(Data records)
********
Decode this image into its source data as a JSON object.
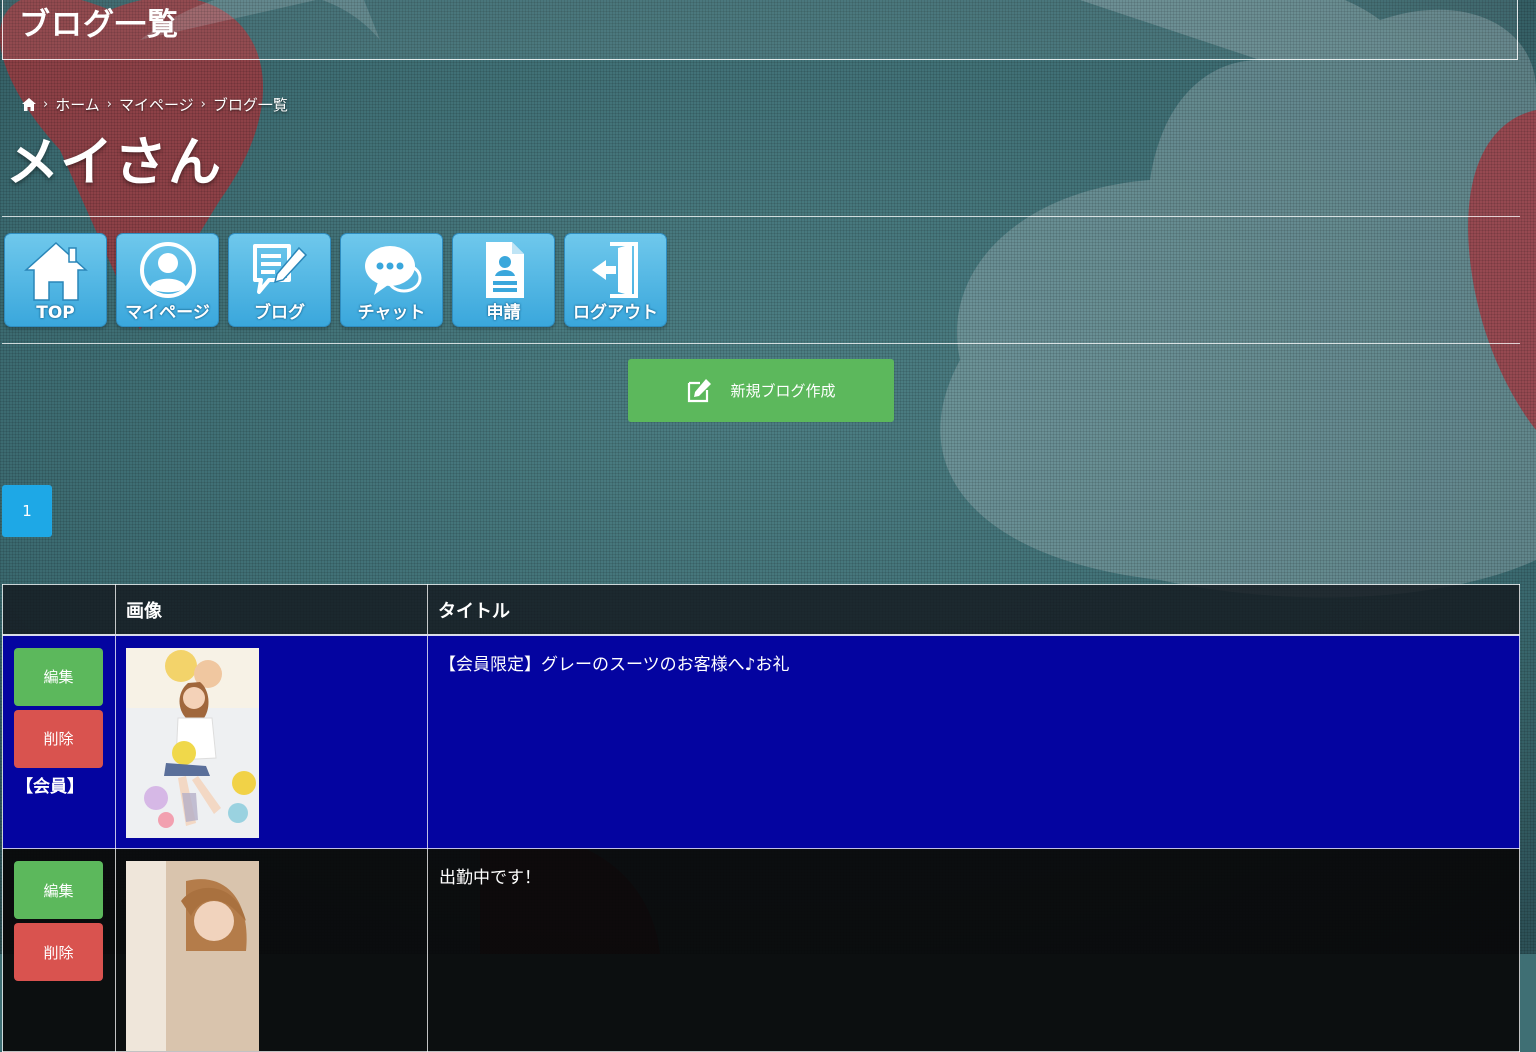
{
  "page_title": "ブログ一覧",
  "breadcrumb": {
    "items": [
      "ホーム",
      "マイページ",
      "ブログ一覧"
    ],
    "separator": "›"
  },
  "user": {
    "name": "メイさん"
  },
  "nav": [
    {
      "label": "TOP",
      "icon": "home-icon"
    },
    {
      "label": "マイページ",
      "icon": "user-icon"
    },
    {
      "label": "ブログ",
      "icon": "blog-edit-icon"
    },
    {
      "label": "チャット",
      "icon": "chat-icon"
    },
    {
      "label": "申請",
      "icon": "document-icon"
    },
    {
      "label": "ログアウト",
      "icon": "logout-icon"
    }
  ],
  "new_blog_button": "新規ブログ作成",
  "pagination": {
    "current": "1"
  },
  "table": {
    "headers": [
      "",
      "画像",
      "タイトル"
    ],
    "rows": [
      {
        "edit": "編集",
        "delete": "削除",
        "tag": "【会員】",
        "title": "【会員限定】グレーのスーツのお客様へ♪お礼",
        "row_color": "#0404a0"
      },
      {
        "edit": "編集",
        "delete": "削除",
        "tag": "",
        "title": "出勤中です！",
        "row_color": "#080608"
      }
    ]
  },
  "colors": {
    "accent_blue": "#1ea8e6",
    "button_green": "#5cb85c",
    "button_red": "#d9534f",
    "nav_blue": "#3aa7dc"
  }
}
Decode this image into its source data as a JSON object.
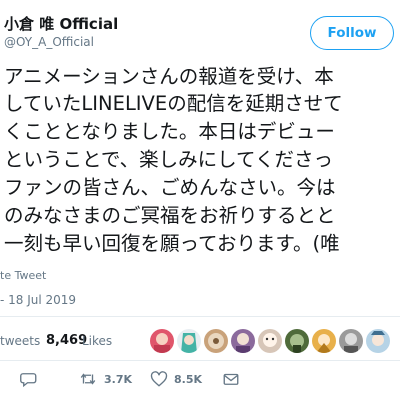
{
  "header": {
    "display_name": "小倉 唯 Official",
    "handle": "@OY_A_Official",
    "follow_label": "Follow"
  },
  "tweet": {
    "lines": [
      "アニメーションさんの報道を受け、本",
      "していたLINELIVEの配信を延期させて",
      "くこととなりました。本日はデビュー",
      "ということで、楽しみにしてくださっ",
      "ファンの皆さん、ごめんなさい。今は",
      "のみなさまのご冥福をお祈りするとと",
      "一刻も早い回復を願っております。(唯"
    ],
    "translate_label": "te Tweet",
    "timestamp": "- 18 Jul 2019"
  },
  "stats": {
    "retweets_label": "tweets",
    "likes_count": "8,469",
    "likes_label": "Likes"
  },
  "avatars": [
    {
      "name": "avatar-1",
      "color": "#e0566b"
    },
    {
      "name": "avatar-2",
      "color": "#44b3a6"
    },
    {
      "name": "avatar-3",
      "color": "#c9a27a"
    },
    {
      "name": "avatar-4",
      "color": "#8b6a9c"
    },
    {
      "name": "avatar-5",
      "color": "#d7c6b8"
    },
    {
      "name": "avatar-6",
      "color": "#4f6b3a"
    },
    {
      "name": "avatar-7",
      "color": "#e8b04a"
    },
    {
      "name": "avatar-8",
      "color": "#9a9a9a"
    },
    {
      "name": "avatar-9",
      "color": "#b6d3e6"
    },
    {
      "name": "avatar-10",
      "color": "#6b4b3a"
    }
  ],
  "actions": {
    "retweet_count": "3.7K",
    "like_count": "8.5K"
  },
  "colors": {
    "accent": "#1da1f2",
    "muted": "#657786",
    "divider": "#e6ecf0",
    "text": "#14171a"
  }
}
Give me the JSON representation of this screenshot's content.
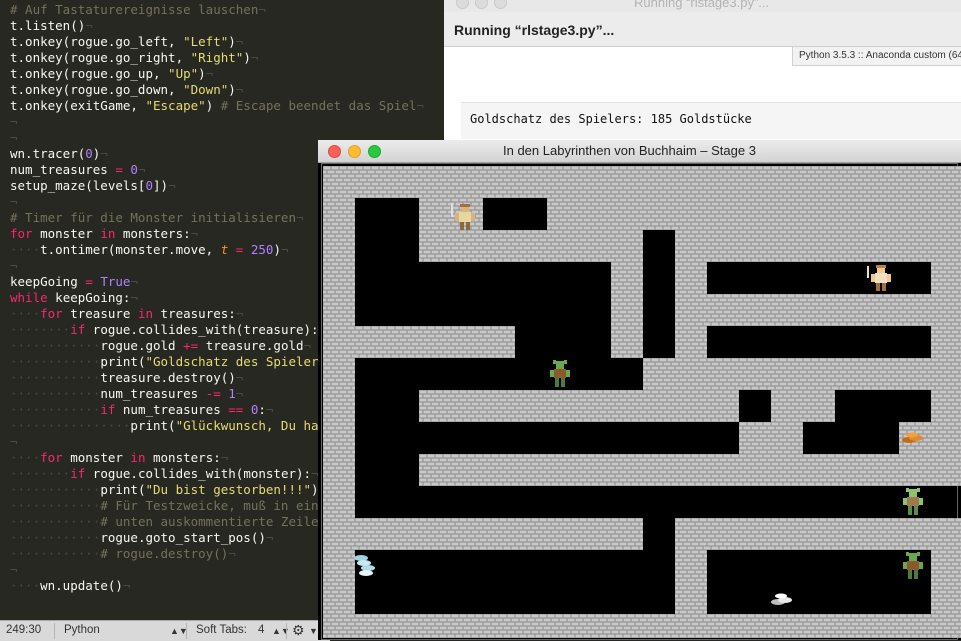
{
  "editor": {
    "lines": [
      "# Auf Tastaturereignisse lauschen",
      "t.listen()",
      "t.onkey(rogue.go_left, \"Left\")",
      "t.onkey(rogue.go_right, \"Right\")",
      "t.onkey(rogue.go_up, \"Up\")",
      "t.onkey(rogue.go_down, \"Down\")",
      "t.onkey(exitGame, \"Escape\") # Escape beendet das Spiel",
      "",
      "",
      "wn.tracer(0)",
      "num_treasures = 0",
      "setup_maze(levels[0])",
      "",
      "# Timer für die Monster initialisieren",
      "for monster in monsters:",
      "    t.ontimer(monster.move, t = 250)",
      "",
      "keepGoing = True",
      "while keepGoing:",
      "    for treasure in treasures:",
      "        if rogue.collides_with(treasure):",
      "            rogue.gold += treasure.gold",
      "            print(\"Goldschatz des Spielers:",
      "            treasure.destroy()",
      "            num_treasures -= 1",
      "            if num_treasures == 0:",
      "                print(\"Glückwunsch, Du hast",
      "",
      "    for monster in monsters:",
      "        if rogue.collides_with(monster):",
      "            print(\"Du bist gestorben!!!\")",
      "            # Für Testzweicke, muß in einem",
      "            # unten auskommentierte Zeile e",
      "            rogue.goto_start_pos()",
      "            # rogue.destroy()",
      "",
      "    wn.update()"
    ],
    "status": {
      "position": "249:30",
      "syntax": "Python",
      "tabs_label": "Soft Tabs:",
      "tabs_value": "4"
    }
  },
  "console": {
    "window_title": "Running “rlstage3.py”...",
    "running_label": "Running “rlstage3.py”...",
    "python_version": "Python 3.5.3 :: Anaconda custom (64-bit)",
    "output": "Goldschatz des Spielers: 185 Goldstücke"
  },
  "game": {
    "window_title": "In den Labyrinthen von Buchhaim – Stage 3",
    "maze": [
      "XXXXXXXXXXXXXXXXXXXX",
      "X  XX  XXXXXXXXXXXXX",
      "X  XXXXXXX XXXXXXXXX",
      "X        X X       X",
      "X        X XXXXXXXXX",
      "XXXXXX   X X       X",
      "X         XXXXXXXXXX",
      "X  XXXXXXXXXX XX   X",
      "X            XX   XX",
      "X  XXXXXXXXXXXXXXXXX",
      "X                   X",
      "XXXXXXXXXX XXXXXXXXX",
      "X          X       X",
      "X          X       X",
      "XXXXXXXXXXXXXXXXXXXX"
    ],
    "colors": {
      "brick": "#c8c8c8",
      "mortar": "#8a8a8a",
      "floor": "#000000"
    },
    "sprites": [
      {
        "kind": "rogue",
        "name": "knight-player-icon"
      },
      {
        "kind": "rogue",
        "name": "knight-monster-icon"
      },
      {
        "kind": "goblin",
        "name": "goblin-monster-icon"
      },
      {
        "kind": "goblin",
        "name": "goblin-monster-icon"
      },
      {
        "kind": "goblin",
        "name": "goblin-monster-icon"
      }
    ],
    "treasures": [
      {
        "kind": "gold-coins",
        "color": "#e08a2a"
      },
      {
        "kind": "silver-coins",
        "color": "#cfe6ef"
      },
      {
        "kind": "silver-coins",
        "color": "#e8e8e8"
      }
    ]
  }
}
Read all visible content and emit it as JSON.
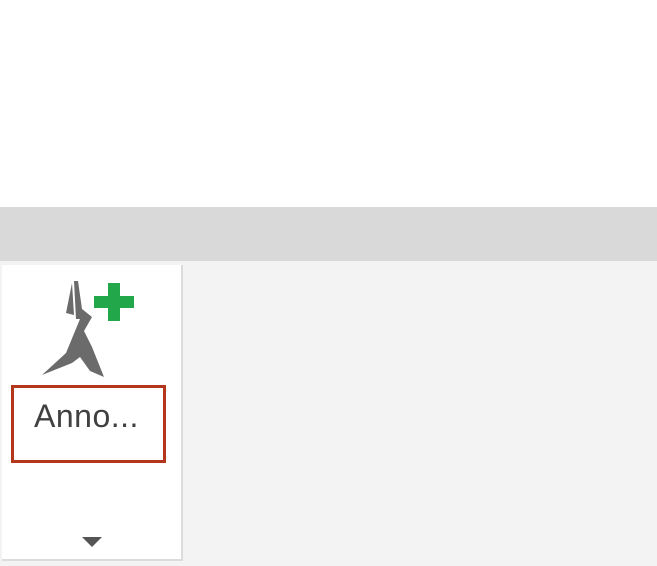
{
  "ribbon": {
    "tool": {
      "label": "Anno...",
      "icon": "add-annotation-icon",
      "dropdown_icon": "chevron-down-icon",
      "highlight_color": "#b5371b",
      "plus_color": "#22a84a",
      "figure_color": "#6b6b6b"
    }
  }
}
********
◆ Required work: Go through the listing above and list every line that has the word "Goldschatz".

◆ Reply to the exercise:
      "            print(\"Goldschatz des Spielers:",
    "output": "Goldschatz des Spielers: 185 Goldstücke"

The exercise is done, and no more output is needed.